- SET EXERCISE
Select, from the material below, each line with "Специальные" in it.
---
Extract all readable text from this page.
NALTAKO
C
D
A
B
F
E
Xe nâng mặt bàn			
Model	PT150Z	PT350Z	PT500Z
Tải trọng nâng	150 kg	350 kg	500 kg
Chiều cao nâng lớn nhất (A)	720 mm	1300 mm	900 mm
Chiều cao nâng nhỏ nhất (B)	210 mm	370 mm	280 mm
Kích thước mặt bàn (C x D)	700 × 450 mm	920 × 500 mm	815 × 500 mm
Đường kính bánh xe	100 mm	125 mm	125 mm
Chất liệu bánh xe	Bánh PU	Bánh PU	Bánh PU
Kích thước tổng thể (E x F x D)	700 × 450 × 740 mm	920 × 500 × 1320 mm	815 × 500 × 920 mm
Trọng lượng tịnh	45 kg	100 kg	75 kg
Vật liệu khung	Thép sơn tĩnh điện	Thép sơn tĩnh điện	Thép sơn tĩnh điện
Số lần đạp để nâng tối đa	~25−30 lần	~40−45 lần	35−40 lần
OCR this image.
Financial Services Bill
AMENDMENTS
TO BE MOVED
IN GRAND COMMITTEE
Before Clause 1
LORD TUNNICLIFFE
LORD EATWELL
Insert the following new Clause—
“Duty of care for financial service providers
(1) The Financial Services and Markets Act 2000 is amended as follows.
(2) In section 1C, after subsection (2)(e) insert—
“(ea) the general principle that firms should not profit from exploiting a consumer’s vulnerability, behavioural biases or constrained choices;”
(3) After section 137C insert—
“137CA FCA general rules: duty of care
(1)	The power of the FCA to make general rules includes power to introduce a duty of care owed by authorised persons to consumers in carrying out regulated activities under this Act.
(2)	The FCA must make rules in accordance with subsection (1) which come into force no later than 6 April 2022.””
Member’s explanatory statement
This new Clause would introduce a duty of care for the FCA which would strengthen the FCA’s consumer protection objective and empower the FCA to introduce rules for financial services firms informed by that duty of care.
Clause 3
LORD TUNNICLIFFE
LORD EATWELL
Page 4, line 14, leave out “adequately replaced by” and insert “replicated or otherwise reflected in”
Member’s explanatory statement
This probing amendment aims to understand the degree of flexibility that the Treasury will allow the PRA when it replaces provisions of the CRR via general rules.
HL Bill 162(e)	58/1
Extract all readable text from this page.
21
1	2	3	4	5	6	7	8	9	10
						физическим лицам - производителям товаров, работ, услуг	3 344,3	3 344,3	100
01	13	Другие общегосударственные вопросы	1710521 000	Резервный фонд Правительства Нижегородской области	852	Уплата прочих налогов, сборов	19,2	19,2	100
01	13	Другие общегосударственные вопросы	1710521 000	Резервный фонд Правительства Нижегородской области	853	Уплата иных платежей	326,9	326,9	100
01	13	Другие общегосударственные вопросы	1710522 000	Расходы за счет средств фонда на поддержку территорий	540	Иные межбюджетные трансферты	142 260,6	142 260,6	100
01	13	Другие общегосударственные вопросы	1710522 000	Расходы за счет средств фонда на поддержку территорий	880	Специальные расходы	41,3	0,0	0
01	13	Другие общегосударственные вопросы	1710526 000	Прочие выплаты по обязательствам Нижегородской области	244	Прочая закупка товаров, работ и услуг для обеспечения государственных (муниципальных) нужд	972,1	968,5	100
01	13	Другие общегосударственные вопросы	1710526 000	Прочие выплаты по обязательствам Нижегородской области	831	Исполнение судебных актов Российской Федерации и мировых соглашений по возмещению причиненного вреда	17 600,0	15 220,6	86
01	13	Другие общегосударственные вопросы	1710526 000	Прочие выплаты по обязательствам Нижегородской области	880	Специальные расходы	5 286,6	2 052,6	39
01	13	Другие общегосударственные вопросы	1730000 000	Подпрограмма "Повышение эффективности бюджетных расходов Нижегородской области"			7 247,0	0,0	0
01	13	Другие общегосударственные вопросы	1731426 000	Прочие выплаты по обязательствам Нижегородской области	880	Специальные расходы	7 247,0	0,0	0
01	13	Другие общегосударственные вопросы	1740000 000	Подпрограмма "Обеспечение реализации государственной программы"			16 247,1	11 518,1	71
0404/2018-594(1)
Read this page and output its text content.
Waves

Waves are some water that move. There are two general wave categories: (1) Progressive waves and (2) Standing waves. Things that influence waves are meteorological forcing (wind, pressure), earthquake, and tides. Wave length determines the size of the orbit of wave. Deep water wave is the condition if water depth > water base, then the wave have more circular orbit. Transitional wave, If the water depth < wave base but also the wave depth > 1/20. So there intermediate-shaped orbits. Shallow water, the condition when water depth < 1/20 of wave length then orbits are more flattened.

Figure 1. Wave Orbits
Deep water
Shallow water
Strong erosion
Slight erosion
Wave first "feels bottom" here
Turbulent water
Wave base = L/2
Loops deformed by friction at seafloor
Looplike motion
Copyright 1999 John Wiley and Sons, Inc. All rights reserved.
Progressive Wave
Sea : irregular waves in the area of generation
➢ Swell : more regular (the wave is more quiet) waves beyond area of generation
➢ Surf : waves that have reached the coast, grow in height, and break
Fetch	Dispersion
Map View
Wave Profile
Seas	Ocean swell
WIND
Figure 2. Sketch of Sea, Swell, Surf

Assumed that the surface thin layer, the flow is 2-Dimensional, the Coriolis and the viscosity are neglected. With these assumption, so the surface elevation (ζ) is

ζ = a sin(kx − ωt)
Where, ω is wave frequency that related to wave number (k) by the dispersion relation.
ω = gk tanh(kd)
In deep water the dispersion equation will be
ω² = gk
---
- RESPONSE TO THIS TASK
01	13	Другие общегосударственные вопросы	1710522 000	Расходы за счет средств фонда на поддержку территорий	880	Специальные расходы	41,3	0,0	0
01	13	Другие общегосударственные вопросы	1710526 000	Прочие выплаты по обязательствам Нижегородской области	880	Специальные расходы	5 286,6	2 052,6	39
01	13	Другие общегосударственные вопросы	1731426 000	Прочие выплаты по обязательствам Нижегородской области	880	Специальные расходы	7 247,0	0,0	0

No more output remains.